*** Data entries

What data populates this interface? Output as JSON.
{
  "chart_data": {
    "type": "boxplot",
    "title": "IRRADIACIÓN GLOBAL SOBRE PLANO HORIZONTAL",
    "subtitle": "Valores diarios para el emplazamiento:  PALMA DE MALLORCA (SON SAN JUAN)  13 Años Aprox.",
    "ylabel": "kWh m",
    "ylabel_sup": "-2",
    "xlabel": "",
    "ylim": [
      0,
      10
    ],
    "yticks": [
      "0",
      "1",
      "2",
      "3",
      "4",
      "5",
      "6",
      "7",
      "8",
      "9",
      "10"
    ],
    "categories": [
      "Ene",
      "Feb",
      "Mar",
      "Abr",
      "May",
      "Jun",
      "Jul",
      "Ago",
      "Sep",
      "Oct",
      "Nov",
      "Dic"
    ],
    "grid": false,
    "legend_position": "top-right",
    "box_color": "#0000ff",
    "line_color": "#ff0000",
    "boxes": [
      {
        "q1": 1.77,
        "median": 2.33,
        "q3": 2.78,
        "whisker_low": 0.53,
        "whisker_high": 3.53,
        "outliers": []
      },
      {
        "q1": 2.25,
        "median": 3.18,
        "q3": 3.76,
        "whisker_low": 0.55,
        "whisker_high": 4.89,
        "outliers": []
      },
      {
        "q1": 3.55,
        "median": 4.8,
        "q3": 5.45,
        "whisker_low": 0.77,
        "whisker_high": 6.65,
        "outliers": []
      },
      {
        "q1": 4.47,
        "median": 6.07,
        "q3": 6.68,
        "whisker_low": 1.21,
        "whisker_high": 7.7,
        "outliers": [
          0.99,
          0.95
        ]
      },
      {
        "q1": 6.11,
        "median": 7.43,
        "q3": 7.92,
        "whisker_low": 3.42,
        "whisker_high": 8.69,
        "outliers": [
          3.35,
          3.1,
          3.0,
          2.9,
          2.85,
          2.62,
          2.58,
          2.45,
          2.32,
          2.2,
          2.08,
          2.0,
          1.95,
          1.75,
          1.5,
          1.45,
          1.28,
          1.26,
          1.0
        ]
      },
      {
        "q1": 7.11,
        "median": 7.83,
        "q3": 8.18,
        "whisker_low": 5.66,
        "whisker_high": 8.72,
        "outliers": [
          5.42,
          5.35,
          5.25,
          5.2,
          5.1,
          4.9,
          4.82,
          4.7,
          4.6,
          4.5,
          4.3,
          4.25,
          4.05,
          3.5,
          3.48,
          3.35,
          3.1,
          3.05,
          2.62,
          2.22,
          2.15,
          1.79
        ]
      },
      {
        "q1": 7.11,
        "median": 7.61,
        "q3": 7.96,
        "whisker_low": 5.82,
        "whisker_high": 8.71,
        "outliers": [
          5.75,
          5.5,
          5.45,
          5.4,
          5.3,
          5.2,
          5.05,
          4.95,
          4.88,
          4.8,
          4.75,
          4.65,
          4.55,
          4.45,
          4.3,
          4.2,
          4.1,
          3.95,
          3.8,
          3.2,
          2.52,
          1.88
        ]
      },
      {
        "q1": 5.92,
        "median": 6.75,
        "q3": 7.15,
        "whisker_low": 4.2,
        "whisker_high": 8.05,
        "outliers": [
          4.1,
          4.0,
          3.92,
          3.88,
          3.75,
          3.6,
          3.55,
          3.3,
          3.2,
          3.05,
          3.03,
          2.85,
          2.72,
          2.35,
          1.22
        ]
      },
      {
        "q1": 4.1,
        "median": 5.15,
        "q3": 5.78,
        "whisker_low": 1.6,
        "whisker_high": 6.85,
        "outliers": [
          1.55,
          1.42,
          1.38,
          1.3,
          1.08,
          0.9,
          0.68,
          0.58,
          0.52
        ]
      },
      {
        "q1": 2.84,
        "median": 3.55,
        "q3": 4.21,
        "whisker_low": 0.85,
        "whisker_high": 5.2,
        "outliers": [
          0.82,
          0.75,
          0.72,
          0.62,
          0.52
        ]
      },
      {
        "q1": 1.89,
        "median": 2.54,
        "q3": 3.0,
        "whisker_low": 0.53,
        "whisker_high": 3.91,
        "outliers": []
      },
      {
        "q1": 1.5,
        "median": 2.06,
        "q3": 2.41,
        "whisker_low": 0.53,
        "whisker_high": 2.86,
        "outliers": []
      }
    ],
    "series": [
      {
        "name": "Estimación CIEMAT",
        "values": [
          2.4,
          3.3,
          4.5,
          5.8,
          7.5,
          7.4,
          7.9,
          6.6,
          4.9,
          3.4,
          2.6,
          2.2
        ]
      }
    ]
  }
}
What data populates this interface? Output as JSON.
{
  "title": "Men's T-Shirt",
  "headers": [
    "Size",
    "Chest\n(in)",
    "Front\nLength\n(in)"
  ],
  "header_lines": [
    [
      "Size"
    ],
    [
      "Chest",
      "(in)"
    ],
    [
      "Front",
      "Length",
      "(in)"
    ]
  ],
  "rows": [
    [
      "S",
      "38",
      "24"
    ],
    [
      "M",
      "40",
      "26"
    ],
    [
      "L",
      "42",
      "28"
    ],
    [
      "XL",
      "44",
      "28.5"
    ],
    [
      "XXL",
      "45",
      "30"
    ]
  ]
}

******

*Work to be completed*
Working from the material above, retype it in its entirety without change.

*Response to the exercise*
What data populates this interface? Output as JSON.
{
  "chart_data": {
    "type": "boxplot",
    "title": "IRRADIACIÓN GLOBAL SOBRE PLANO HORIZONTAL",
    "subtitle": "Valores diarios para el emplazamiento:  PALMA DE MALLORCA (SON SAN JUAN)  13 Años Aprox.",
    "ylabel": "kWh m",
    "ylabel_sup": "-2",
    "xlabel": "",
    "ylim": [
      0,
      10
    ],
    "yticks": [
      "0",
      "1",
      "2",
      "3",
      "4",
      "5",
      "6",
      "7",
      "8",
      "9",
      "10"
    ],
    "categories": [
      "Ene",
      "Feb",
      "Mar",
      "Abr",
      "May",
      "Jun",
      "Jul",
      "Ago",
      "Sep",
      "Oct",
      "Nov",
      "Dic"
    ],
    "grid": false,
    "legend_position": "top-right",
    "box_color": "#0000ff",
    "line_color": "#ff0000",
    "boxes": [
      {
        "q1": 1.77,
        "median": 2.33,
        "q3": 2.78,
        "whisker_low": 0.53,
        "whisker_high": 3.53,
        "outliers": []
      },
      {
        "q1": 2.25,
        "median": 3.18,
        "q3": 3.76,
        "whisker_low": 0.55,
        "whisker_high": 4.89,
        "outliers": []
      },
      {
        "q1": 3.55,
        "median": 4.8,
        "q3": 5.45,
        "whisker_low": 0.77,
        "whisker_high": 6.65,
        "outliers": []
      },
      {
        "q1": 4.47,
        "median": 6.07,
        "q3": 6.68,
        "whisker_low": 1.21,
        "whisker_high": 7.7,
        "outliers": [
          0.99,
          0.95
        ]
      },
      {
        "q1": 6.11,
        "median": 7.43,
        "q3": 7.92,
        "whisker_low": 3.42,
        "whisker_high": 8.69,
        "outliers": [
          3.35,
          3.1,
          3.0,
          2.9,
          2.85,
          2.62,
          2.58,
          2.45,
          2.32,
          2.2,
          2.08,
          2.0,
          1.95,
          1.75,
          1.5,
          1.45,
          1.28,
          1.26,
          1.0
        ]
      },
      {
        "q1": 7.11,
        "median": 7.83,
        "q3": 8.18,
        "whisker_low": 5.66,
        "whisker_high": 8.72,
        "outliers": [
          5.42,
          5.35,
          5.25,
          5.2,
          5.1,
          4.9,
          4.82,
          4.7,
          4.6,
          4.5,
          4.3,
          4.25,
          4.05,
          3.5,
          3.48,
          3.35,
          3.1,
          3.05,
          2.62,
          2.22,
          2.15,
          1.79
        ]
      },
      {
        "q1": 7.11,
        "median": 7.61,
        "q3": 7.96,
        "whisker_low": 5.82,
        "whisker_high": 8.71,
        "outliers": [
          5.75,
          5.5,
          5.45,
          5.4,
          5.3,
          5.2,
          5.05,
          4.95,
          4.88,
          4.8,
          4.75,
          4.65,
          4.55,
          4.45,
          4.3,
          4.2,
          4.1,
          3.95,
          3.8,
          3.2,
          2.52,
          1.88
        ]
      },
      {
        "q1": 5.92,
        "median": 6.75,
        "q3": 7.15,
        "whisker_low": 4.2,
        "whisker_high": 8.05,
        "outliers": [
          4.1,
          4.0,
          3.92,
          3.88,
          3.75,
          3.6,
          3.55,
          3.3,
          3.2,
          3.05,
          3.03,
          2.85,
          2.72,
          2.35,
          1.22
        ]
      },
      {
        "q1": 4.1,
        "median": 5.15,
        "q3": 5.78,
        "whisker_low": 1.6,
        "whisker_high": 6.85,
        "outliers": [
          1.55,
          1.42,
          1.38,
          1.3,
          1.08,
          0.9,
          0.68,
          0.58,
          0.52
        ]
      },
      {
        "q1": 2.84,
        "median": 3.55,
        "q3": 4.21,
        "whisker_low": 0.85,
        "whisker_high": 5.2,
        "outliers": [
          0.82,
          0.75,
          0.72,
          0.62,
          0.52
        ]
      },
      {
        "q1": 1.89,
        "median": 2.54,
        "q3": 3.0,
        "whisker_low": 0.53,
        "whisker_high": 3.91,
        "outliers": []
      },
      {
        "q1": 1.5,
        "median": 2.06,
        "q3": 2.41,
        "whisker_low": 0.53,
        "whisker_high": 2.86,
        "outliers": []
      }
    ],
    "series": [
      {
        "name": "Estimación CIEMAT",
        "values": [
          2.4,
          3.3,
          4.5,
          5.8,
          7.5,
          7.4,
          7.9,
          6.6,
          4.9,
          3.4,
          2.6,
          2.2
        ]
      }
    ]
  }
}
What data populates this interface? Output as JSON.
{
  "title": "Men's T-Shirt",
  "headers": [
    "Size",
    "Chest\n(in)",
    "Front\nLength\n(in)"
  ],
  "header_lines": [
    [
      "Size"
    ],
    [
      "Chest",
      "(in)"
    ],
    [
      "Front",
      "Length",
      "(in)"
    ]
  ],
  "rows": [
    [
      "S",
      "38",
      "24"
    ],
    [
      "M",
      "40",
      "26"
    ],
    [
      "L",
      "42",
      "28"
    ],
    [
      "XL",
      "44",
      "28.5"
    ],
    [
      "XXL",
      "45",
      "30"
    ]
  ]
}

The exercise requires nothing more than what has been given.